Le Glouton, A. K. Blakemore, traduit de l’anglais par Françoise Adelstain (Globe)

Quand les écrivains britanniques se mettent en devoir de parler de la Révolution française, il y a souvent lieu de se méfier… J’ai des préjugés ? Peut-être. Ils se confirment cependant à écouter Amy Katrina Blakemore, « autrice, poétesse et traductrice » trentenaire, qui avoue s’être documentée dans La Révolution française de Carlyle, auteur notoirement hostile à l’événement – et au demeurant chantre de l’esclavage.

 

Il est vrai qu’elle a dû puiser à plus d’une source, pour imaginer l’histoire (« vraie ») de Tarare, « le Glouton de Lyon. L’Hercule du Gosier », né en 1772, mort en 1799, phénomène capable d’ingurgiter des bouchons de liège, des pierres, des animaux divers et variés, soixante-quinze œufs durs. Le roman d’A. K. Blakemore le montre exhibé dans les foires par une équipe d’habiles et pittoresques malandrins, puis soldat de la République, envoyé comme fou à l’hôpital militaire, où ses compétences spéciales lui valent d’être promu espion et dépêché chez l’ennemi prussien avec un message dans l’estomac. Il en revient par miracle, mange un enfant, doit fuir… Nous le découvrons dans un autre hôpital, où il agonise tout en racontant son histoire à une jeune novice, sœur Perpétue.

 

Scènes paysannes

 

C’est dans la seconde moitié du livre que les choses se gâtent. Dans les armées de la République, où on fume, en 1793, la cigarette, un soldat appelle son supérieur « monsieur » et se fait fouetter pour indiscipline. Notre autrice pense que « tiers-état » veut dire quelque chose comme quart-monde, elle croit que tous les Alsaciens sont protestants et que Neustadt est en Alsace (pour Soultz, Haut-Rhin, elle est moins sûre…). Les généraux qui défendent la patrie en danger sont une bande de notables cyniques et arrivistes dont on se demande bien ce qu’ils sont venus faire là. Bref, la « fable politique » que nous promet la quatrième de couverture est surtout une fable. Mais tout ça n’a sans doute pas vraiment d’importance aux yeux d’A. K. Blakemore, laquelle pense visiblement que tous les systèmes politiques se valent et qu’il n’y a que des puissants et des opprimés, analyse qui a au moins le mérite d’être simple.

+++

_Énoncé:_
Recopiez le passage de la critique du roman Le Glouton qui commence par « Il est vrai » et se termine par « novice, sœur Perpétue. ». Les lignes qui viennent ensuite ne servent pas ici.

+++

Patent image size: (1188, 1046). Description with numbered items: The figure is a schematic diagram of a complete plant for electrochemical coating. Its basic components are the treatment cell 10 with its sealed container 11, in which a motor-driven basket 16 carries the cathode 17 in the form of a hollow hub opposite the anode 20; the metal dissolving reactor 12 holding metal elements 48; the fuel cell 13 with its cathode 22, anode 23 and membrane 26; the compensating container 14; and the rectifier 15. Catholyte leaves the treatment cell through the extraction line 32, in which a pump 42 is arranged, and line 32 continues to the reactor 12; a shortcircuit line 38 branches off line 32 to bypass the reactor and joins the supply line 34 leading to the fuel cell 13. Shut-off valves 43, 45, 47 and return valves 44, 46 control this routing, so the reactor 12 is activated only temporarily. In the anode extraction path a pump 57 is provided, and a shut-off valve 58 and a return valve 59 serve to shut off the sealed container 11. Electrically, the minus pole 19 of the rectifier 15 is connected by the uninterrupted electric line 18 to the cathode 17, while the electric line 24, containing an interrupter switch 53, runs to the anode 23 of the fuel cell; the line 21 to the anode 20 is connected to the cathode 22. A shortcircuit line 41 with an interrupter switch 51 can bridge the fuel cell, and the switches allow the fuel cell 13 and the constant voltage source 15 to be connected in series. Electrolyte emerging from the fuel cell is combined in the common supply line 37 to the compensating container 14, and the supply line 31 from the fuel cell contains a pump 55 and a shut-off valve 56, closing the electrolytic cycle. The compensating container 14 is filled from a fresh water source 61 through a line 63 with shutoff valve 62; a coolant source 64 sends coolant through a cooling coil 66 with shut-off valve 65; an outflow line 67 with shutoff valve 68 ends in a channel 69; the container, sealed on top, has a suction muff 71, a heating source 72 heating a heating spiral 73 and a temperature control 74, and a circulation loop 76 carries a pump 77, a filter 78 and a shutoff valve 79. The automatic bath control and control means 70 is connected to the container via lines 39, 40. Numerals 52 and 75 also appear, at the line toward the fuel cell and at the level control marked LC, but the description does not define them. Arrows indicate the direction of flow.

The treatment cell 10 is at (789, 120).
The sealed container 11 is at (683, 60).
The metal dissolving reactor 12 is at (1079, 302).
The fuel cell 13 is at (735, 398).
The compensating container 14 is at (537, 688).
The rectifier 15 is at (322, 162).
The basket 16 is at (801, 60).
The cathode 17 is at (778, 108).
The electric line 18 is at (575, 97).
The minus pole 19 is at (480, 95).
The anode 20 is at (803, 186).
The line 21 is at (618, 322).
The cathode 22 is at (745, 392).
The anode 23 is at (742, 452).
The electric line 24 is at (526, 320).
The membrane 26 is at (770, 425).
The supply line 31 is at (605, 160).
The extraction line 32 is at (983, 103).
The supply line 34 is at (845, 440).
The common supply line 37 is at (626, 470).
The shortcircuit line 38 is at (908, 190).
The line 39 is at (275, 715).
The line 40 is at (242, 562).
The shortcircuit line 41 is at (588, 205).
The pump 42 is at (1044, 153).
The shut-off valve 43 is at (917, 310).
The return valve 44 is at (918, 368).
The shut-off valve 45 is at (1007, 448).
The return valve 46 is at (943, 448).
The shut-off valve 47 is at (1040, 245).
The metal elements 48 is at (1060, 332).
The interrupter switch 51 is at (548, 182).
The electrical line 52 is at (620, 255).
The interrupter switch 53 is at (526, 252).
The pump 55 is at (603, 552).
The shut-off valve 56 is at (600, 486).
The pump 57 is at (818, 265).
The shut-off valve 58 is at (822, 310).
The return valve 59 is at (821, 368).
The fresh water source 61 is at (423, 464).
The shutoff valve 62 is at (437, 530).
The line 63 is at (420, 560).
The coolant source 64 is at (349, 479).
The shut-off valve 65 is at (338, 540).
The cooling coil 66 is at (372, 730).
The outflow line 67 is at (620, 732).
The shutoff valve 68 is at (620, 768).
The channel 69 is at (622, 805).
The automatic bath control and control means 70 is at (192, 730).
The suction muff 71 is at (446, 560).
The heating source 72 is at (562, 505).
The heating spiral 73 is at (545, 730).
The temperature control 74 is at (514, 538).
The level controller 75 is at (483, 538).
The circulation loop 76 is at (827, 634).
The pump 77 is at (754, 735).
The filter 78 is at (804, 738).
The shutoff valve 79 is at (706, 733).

+++

_Résultat attendu:_
Il est vrai qu’elle a dû puiser à plus d’une source, pour imaginer l’histoire (« vraie ») de Tarare, « le Glouton de Lyon. L’Hercule du Gosier », né en 1772, mort en 1799, phénomène capable d’ingurgiter des bouchons de liège, des pierres, des animaux divers et variés, soixante-quinze œufs durs. Le roman d’A. K. Blakemore le montre exhibé dans les foires par une équipe d’habiles et pittoresques malandrins, puis soldat de la République, envoyé comme fou à l’hôpital militaire, où ses compétences spéciales lui valent d’être promu espion et dépêché chez l’ennemi prussien avec un message dans l’estomac. Il en revient par miracle, mange un enfant, doit fuir… Nous le découvrons dans un autre hôpital, où il agonise tout en racontant son histoire à une jeune novice, sœur Perpétue.